== Challenge ==
Reproduce every entry below precisely. Pictures are excluded from the copy.

==== Extracted information

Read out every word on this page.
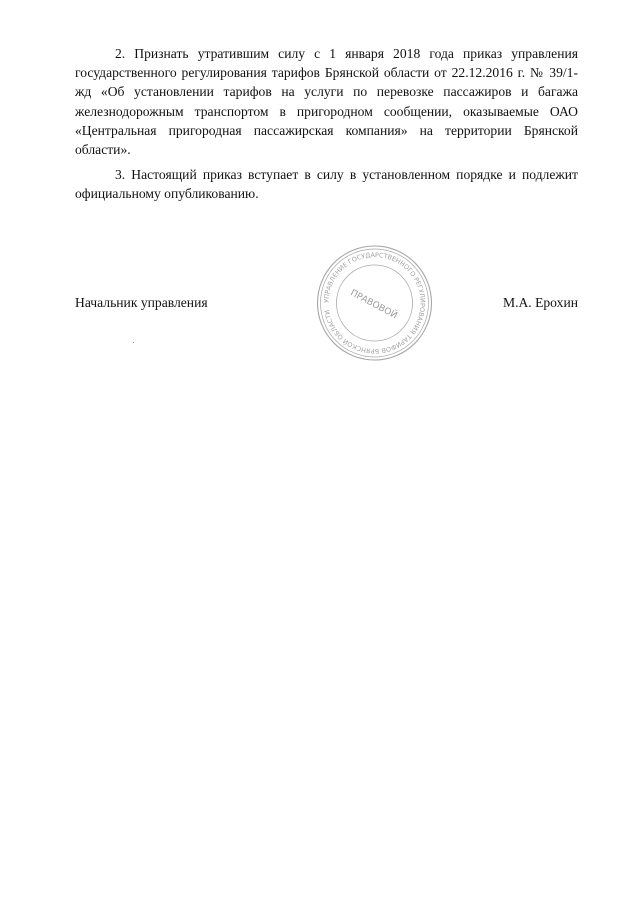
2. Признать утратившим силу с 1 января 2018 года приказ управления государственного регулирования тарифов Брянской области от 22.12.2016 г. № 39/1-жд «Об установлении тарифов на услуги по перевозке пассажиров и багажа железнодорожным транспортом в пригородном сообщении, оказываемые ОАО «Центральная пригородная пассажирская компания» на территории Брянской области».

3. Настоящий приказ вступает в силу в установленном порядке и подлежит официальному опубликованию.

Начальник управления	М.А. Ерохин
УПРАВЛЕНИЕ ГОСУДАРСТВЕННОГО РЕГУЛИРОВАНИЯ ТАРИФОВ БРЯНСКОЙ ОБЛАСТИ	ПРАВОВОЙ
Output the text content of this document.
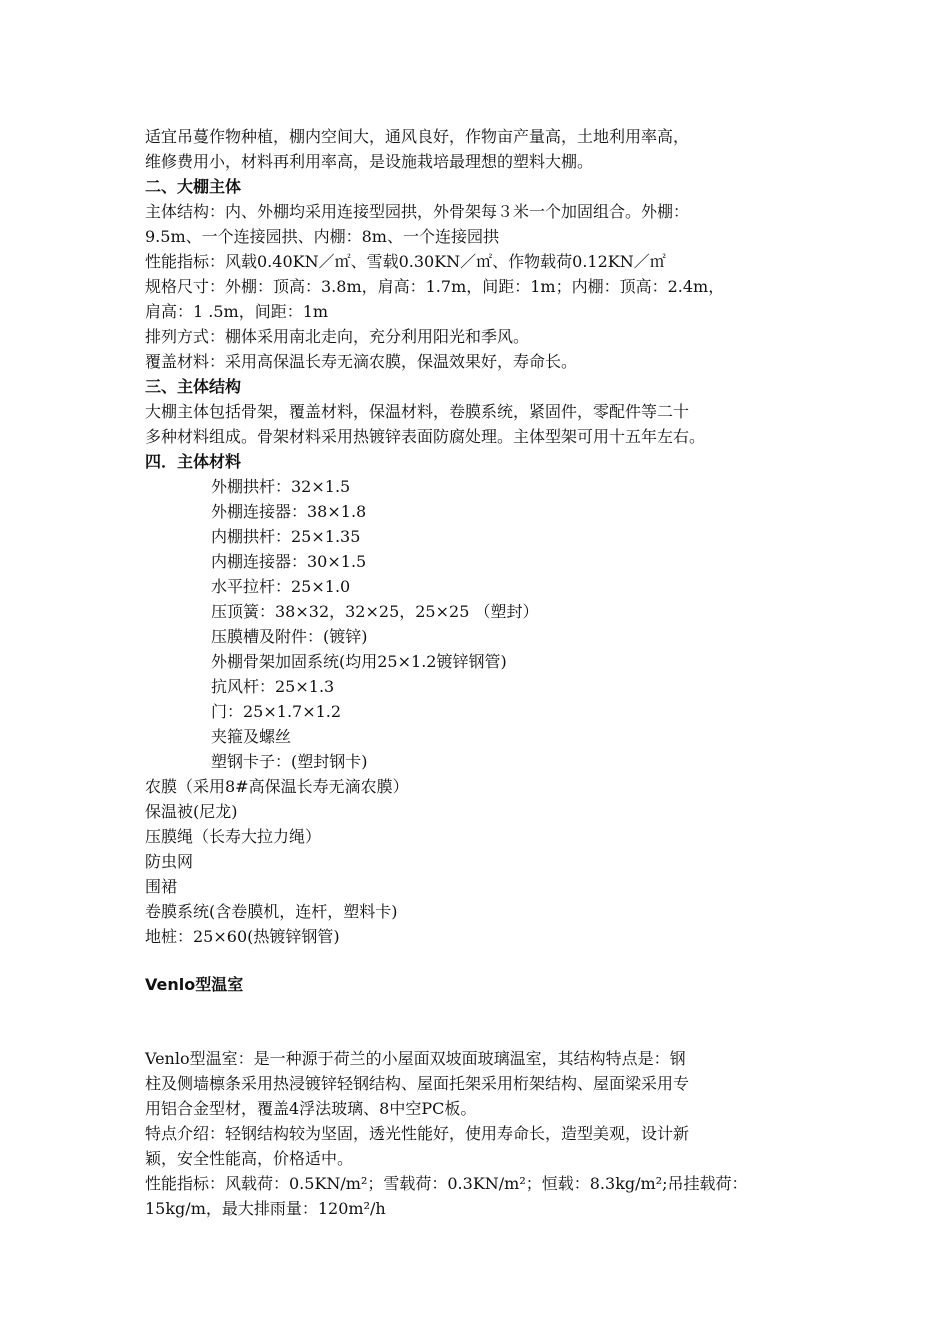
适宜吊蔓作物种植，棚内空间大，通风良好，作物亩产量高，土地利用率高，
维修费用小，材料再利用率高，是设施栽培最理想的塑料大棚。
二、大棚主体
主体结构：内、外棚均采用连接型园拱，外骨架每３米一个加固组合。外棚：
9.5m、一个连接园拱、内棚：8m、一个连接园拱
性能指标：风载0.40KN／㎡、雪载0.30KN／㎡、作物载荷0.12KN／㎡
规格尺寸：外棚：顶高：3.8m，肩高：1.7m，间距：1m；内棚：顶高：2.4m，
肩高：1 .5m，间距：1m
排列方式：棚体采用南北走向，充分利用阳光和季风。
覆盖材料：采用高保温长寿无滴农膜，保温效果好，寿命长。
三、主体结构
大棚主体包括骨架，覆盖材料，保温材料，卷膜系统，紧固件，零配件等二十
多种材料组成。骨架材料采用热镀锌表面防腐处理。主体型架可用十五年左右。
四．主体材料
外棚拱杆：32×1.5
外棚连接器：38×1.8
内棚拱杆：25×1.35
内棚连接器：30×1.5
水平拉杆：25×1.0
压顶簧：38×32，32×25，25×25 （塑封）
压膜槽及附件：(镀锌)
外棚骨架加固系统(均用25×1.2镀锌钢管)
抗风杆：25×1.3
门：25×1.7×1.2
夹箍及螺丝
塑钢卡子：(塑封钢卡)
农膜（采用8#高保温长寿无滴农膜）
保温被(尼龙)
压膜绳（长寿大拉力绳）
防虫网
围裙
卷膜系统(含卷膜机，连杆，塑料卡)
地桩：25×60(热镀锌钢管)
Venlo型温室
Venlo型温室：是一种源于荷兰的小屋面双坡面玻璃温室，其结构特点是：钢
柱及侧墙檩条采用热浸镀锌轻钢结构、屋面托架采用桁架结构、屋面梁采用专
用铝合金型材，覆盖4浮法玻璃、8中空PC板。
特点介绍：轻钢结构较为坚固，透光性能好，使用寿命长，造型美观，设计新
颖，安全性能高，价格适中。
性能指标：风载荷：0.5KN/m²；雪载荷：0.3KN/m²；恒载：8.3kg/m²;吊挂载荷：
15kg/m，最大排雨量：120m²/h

========

== Answer to this exercise ==
Read out every word on this page.
2. Признать утратившим силу с 1 января 2018 года приказ управления государственного регулирования тарифов Брянской области от 22.12.2016 г. № 39/1-жд «Об установлении тарифов на услуги по перевозке пассажиров и багажа железнодорожным транспортом в пригородном сообщении, оказываемые ОАО «Центральная пригородная пассажирская компания» на территории Брянской области».

3. Настоящий приказ вступает в силу в установленном порядке и подлежит официальному опубликованию.

Начальник управления	М.А. Ерохин
УПРАВЛЕНИЕ ГОСУДАРСТВЕННОГО РЕГУЛИРОВАНИЯ ТАРИФОВ БРЯНСКОЙ ОБЛАСТИ	ПРАВОВОЙ
Output the text content of this document.
适宜吊蔓作物种植，棚内空间大，通风良好，作物亩产量高，土地利用率高，
维修费用小，材料再利用率高，是设施栽培最理想的塑料大棚。
二、大棚主体
主体结构：内、外棚均采用连接型园拱，外骨架每３米一个加固组合。外棚：
9.5m、一个连接园拱、内棚：8m、一个连接园拱
性能指标：风载0.40KN／㎡、雪载0.30KN／㎡、作物载荷0.12KN／㎡
规格尺寸：外棚：顶高：3.8m，肩高：1.7m，间距：1m；内棚：顶高：2.4m，
肩高：1 .5m，间距：1m
排列方式：棚体采用南北走向，充分利用阳光和季风。
覆盖材料：采用高保温长寿无滴农膜，保温效果好，寿命长。
三、主体结构
大棚主体包括骨架，覆盖材料，保温材料，卷膜系统，紧固件，零配件等二十
多种材料组成。骨架材料采用热镀锌表面防腐处理。主体型架可用十五年左右。
四．主体材料
外棚拱杆：32×1.5
外棚连接器：38×1.8
内棚拱杆：25×1.35
内棚连接器：30×1.5
水平拉杆：25×1.0
压顶簧：38×32，32×25，25×25 （塑封）
压膜槽及附件：(镀锌)
外棚骨架加固系统(均用25×1.2镀锌钢管)
抗风杆：25×1.3
门：25×1.7×1.2
夹箍及螺丝
塑钢卡子：(塑封钢卡)
农膜（采用8#高保温长寿无滴农膜）
保温被(尼龙)
压膜绳（长寿大拉力绳）
防虫网
围裙
卷膜系统(含卷膜机，连杆，塑料卡)
地桩：25×60(热镀锌钢管)
Venlo型温室
Venlo型温室：是一种源于荷兰的小屋面双坡面玻璃温室，其结构特点是：钢
柱及侧墙檩条采用热浸镀锌轻钢结构、屋面托架采用桁架结构、屋面梁采用专
用铝合金型材，覆盖4浮法玻璃、8中空PC板。
特点介绍：轻钢结构较为坚固，透光性能好，使用寿命长，造型美观，设计新
颖，安全性能高，价格适中。
性能指标：风载荷：0.5KN/m²；雪载荷：0.3KN/m²；恒载：8.3kg/m²;吊挂载荷：
15kg/m，最大排雨量：120m²/h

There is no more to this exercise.